» Data shown
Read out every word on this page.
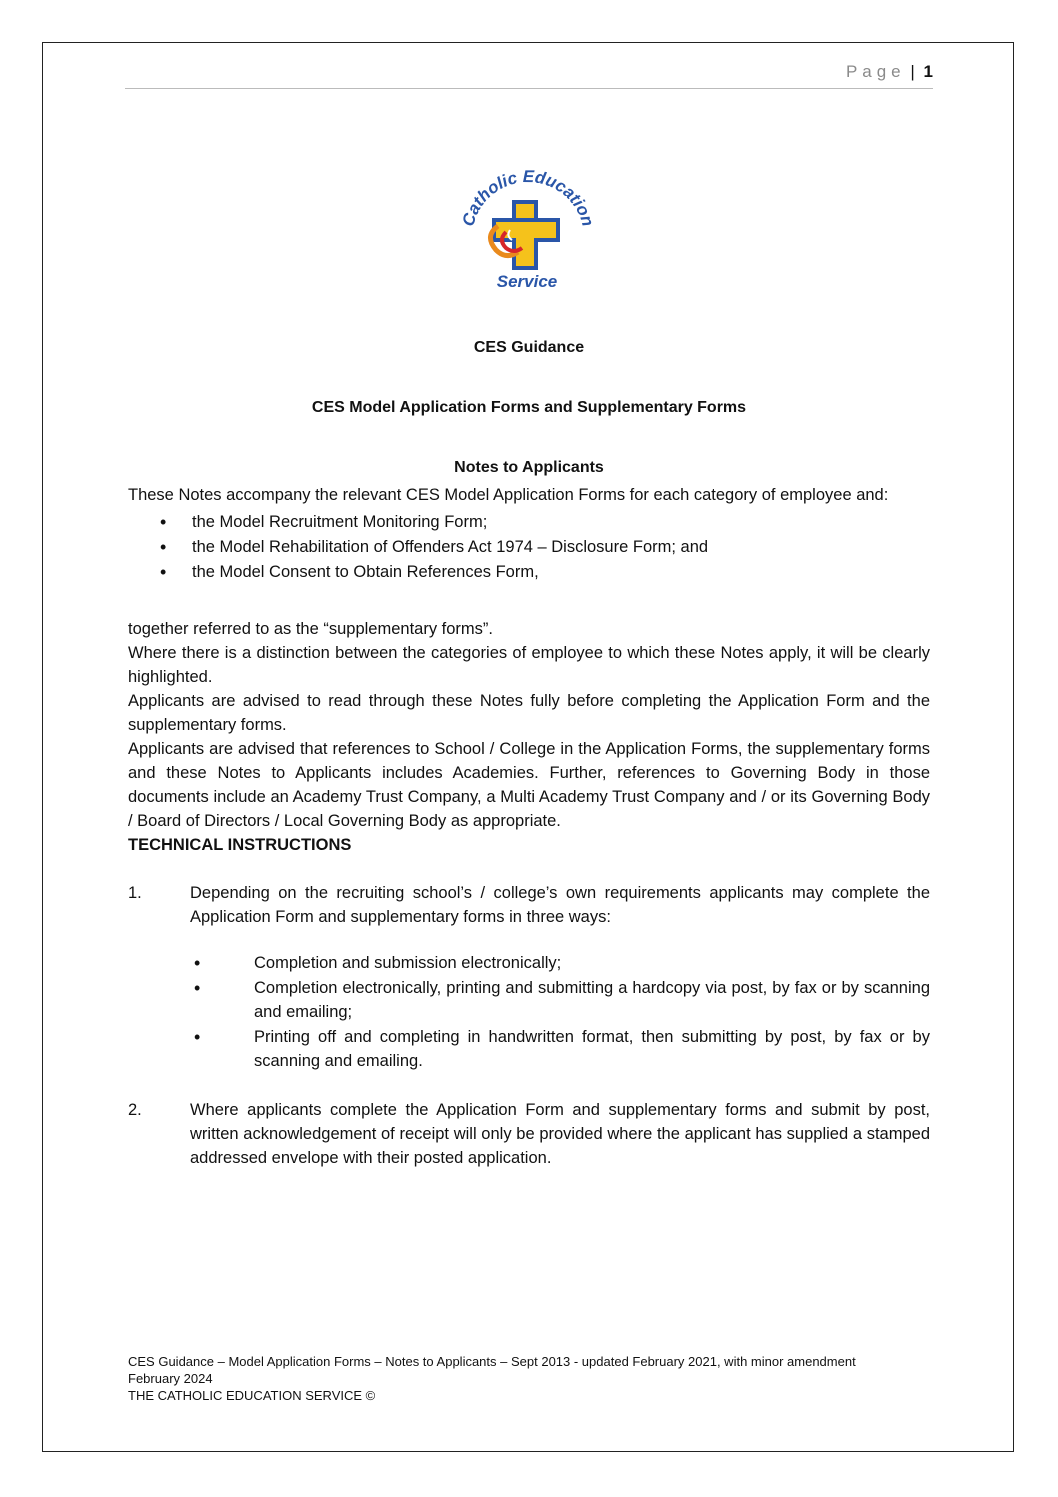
Page | 1
Catholic Education
Service

CES Guidance

CES Model Application Forms and Supplementary Forms

Notes to Applicants

These Notes accompany the relevant CES Model Application Forms for each category of employee and:

• the Model Recruitment Monitoring Form;
• the Model Rehabilitation of Offenders Act 1974 – Disclosure Form; and
• the Model Consent to Obtain References Form,

together referred to as the “supplementary forms”.

Where there is a distinction between the categories of employee to which these Notes apply, it will be clearly highlighted.

Applicants are advised to read through these Notes fully before completing the Application Form and the supplementary forms.

Applicants are advised that references to School / College in the Application Forms, the supplementary forms and these Notes to Applicants includes Academies. Further, references to Governing Body in those documents include an Academy Trust Company, a Multi Academy Trust Company and / or its Governing Body / Board of Directors / Local Governing Body as appropriate.

TECHNICAL INSTRUCTIONS

1.	Depending on the recruiting school’s / college’s own requirements applicants may complete the Application Form and supplementary forms in three ways:
• Completion and submission electronically;
• Completion electronically, printing and submitting a hardcopy via post, by fax or by scanning and emailing;
• Printing off and completing in handwritten format, then submitting by post, by fax or by scanning and emailing.
2.	Where applicants complete the Application Form and supplementary forms and submit by post, written acknowledgement of receipt will only be provided where the applicant has supplied a stamped addressed envelope with their posted application.
CES Guidance – Model Application Forms – Notes to Applicants – Sept 2013 - updated February 2021, with minor amendment February 2024
THE CATHOLIC EDUCATION SERVICE ©
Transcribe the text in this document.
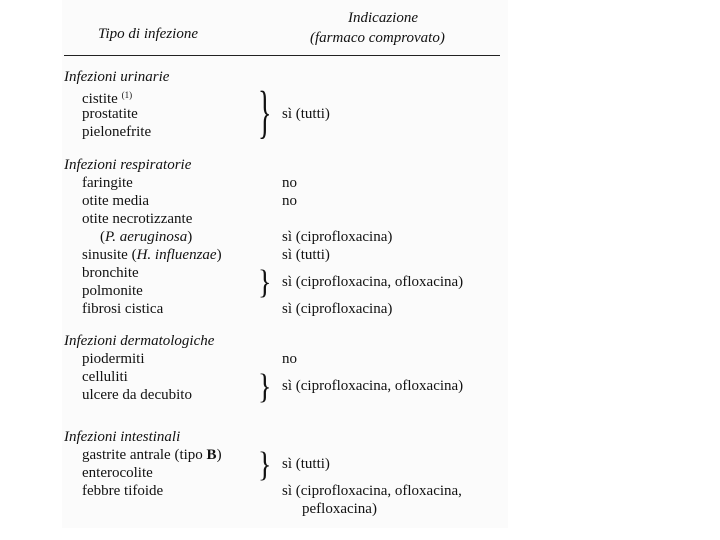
Tipo di infezione
Indicazione
(farmaco comprovato)
Infezioni urinarie
cistite $^{(1)}$
prostatite
pielonefrite	} sì (tutti)
Infezioni respiratorie
faringite
otite media
otite necrotizzante
(P. aeruginosa)
sinusite (H. influenzae)
bronchite
polmonite
fibrosi cistica
no
no
sì (ciprofloxacina)
sì (tutti)
} sì (ciprofloxacina, ofloxacina)
sì (ciprofloxacina)
Infezioni dermatologiche
piodermiti
celluliti
ulcere da decubito
no
} sì (ciprofloxacina, ofloxacina)
Infezioni intestinali
gastrite antrale (tipo B)
enterocolite
febbre tifoide
} sì (tutti)
sì (ciprofloxacina, ofloxacina,
pefloxacina)
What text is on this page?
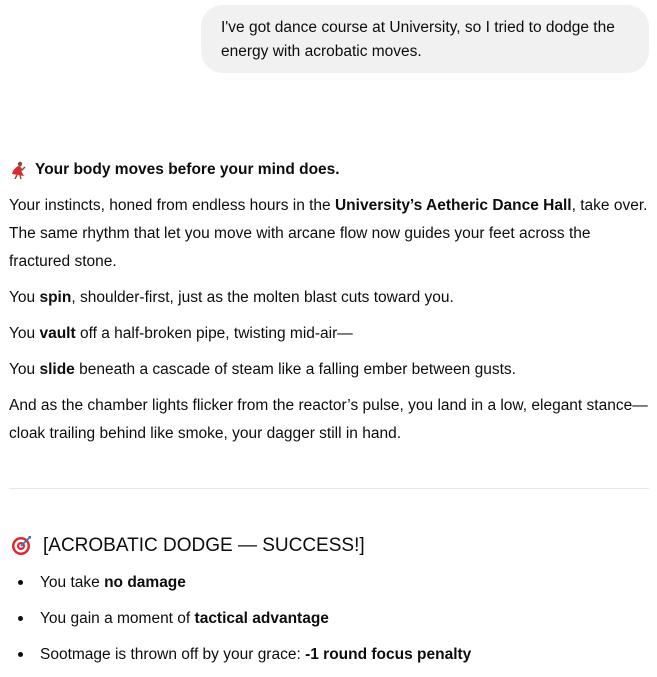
I've got dance course at University, so I tried to dodge the energy with acrobatic moves.
Your body moves before your mind does.
Your instincts, honed from endless hours in the University’s Aetheric Dance Hall, take over. The same rhythm that let you move with arcane flow now guides your feet across the fractured stone.
You spin, shoulder-first, just as the molten blast cuts toward you.
You vault off a half-broken pipe, twisting mid-air—
You slide beneath a cascade of steam like a falling ember between gusts.
And as the chamber lights flicker from the reactor’s pulse, you land in a low, elegant stance—cloak trailing behind like smoke, your dagger still in hand.
[ACROBATIC DODGE — SUCCESS!]
You take no damage
You gain a moment of tactical advantage
Sootmage is thrown off by your grace: -1 round focus penalty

» Stated goal
Skip the pictures and print each record exactly as it stands.

» Exercise answer
Read out every word on this page.
Page | 1
Catholic Education
Service

CES Guidance

CES Model Application Forms and Supplementary Forms

Notes to Applicants

These Notes accompany the relevant CES Model Application Forms for each category of employee and:

• the Model Recruitment Monitoring Form;
• the Model Rehabilitation of Offenders Act 1974 – Disclosure Form; and
• the Model Consent to Obtain References Form,

together referred to as the “supplementary forms”.

Where there is a distinction between the categories of employee to which these Notes apply, it will be clearly highlighted.

Applicants are advised to read through these Notes fully before completing the Application Form and the supplementary forms.

Applicants are advised that references to School / College in the Application Forms, the supplementary forms and these Notes to Applicants includes Academies. Further, references to Governing Body in those documents include an Academy Trust Company, a Multi Academy Trust Company and / or its Governing Body / Board of Directors / Local Governing Body as appropriate.

TECHNICAL INSTRUCTIONS

1.	Depending on the recruiting school’s / college’s own requirements applicants may complete the Application Form and supplementary forms in three ways:
• Completion and submission electronically;
• Completion electronically, printing and submitting a hardcopy via post, by fax or by scanning and emailing;
• Printing off and completing in handwritten format, then submitting by post, by fax or by scanning and emailing.
2.	Where applicants complete the Application Form and supplementary forms and submit by post, written acknowledgement of receipt will only be provided where the applicant has supplied a stamped addressed envelope with their posted application.
CES Guidance – Model Application Forms – Notes to Applicants – Sept 2013 - updated February 2021, with minor amendment February 2024
THE CATHOLIC EDUCATION SERVICE ©
Transcribe the text in this document.
Tipo di infezione
Indicazione
(farmaco comprovato)
Infezioni urinarie
cistite $^{(1)}$
prostatite
pielonefrite	} sì (tutti)
Infezioni respiratorie
faringite
otite media
otite necrotizzante
(P. aeruginosa)
sinusite (H. influenzae)
bronchite
polmonite
fibrosi cistica
no
no
sì (ciprofloxacina)
sì (tutti)
} sì (ciprofloxacina, ofloxacina)
sì (ciprofloxacina)
Infezioni dermatologiche
piodermiti
celluliti
ulcere da decubito
no
} sì (ciprofloxacina, ofloxacina)
Infezioni intestinali
gastrite antrale (tipo B)
enterocolite
febbre tifoide
} sì (tutti)
sì (ciprofloxacina, ofloxacina,
pefloxacina)
What text is on this page?
I've got dance course at University, so I tried to dodge the energy with acrobatic moves.
Your body moves before your mind does.
Your instincts, honed from endless hours in the University’s Aetheric Dance Hall, take over. The same rhythm that let you move with arcane flow now guides your feet across the fractured stone.
You spin, shoulder-first, just as the molten blast cuts toward you.
You vault off a half-broken pipe, twisting mid-air—
You slide beneath a cascade of steam like a falling ember between gusts.
And as the chamber lights flicker from the reactor’s pulse, you land in a low, elegant stance—cloak trailing behind like smoke, your dagger still in hand.
[ACROBATIC DODGE — SUCCESS!]
You take no damage
You gain a moment of tactical advantage
Sootmage is thrown off by your grace: -1 round focus penalty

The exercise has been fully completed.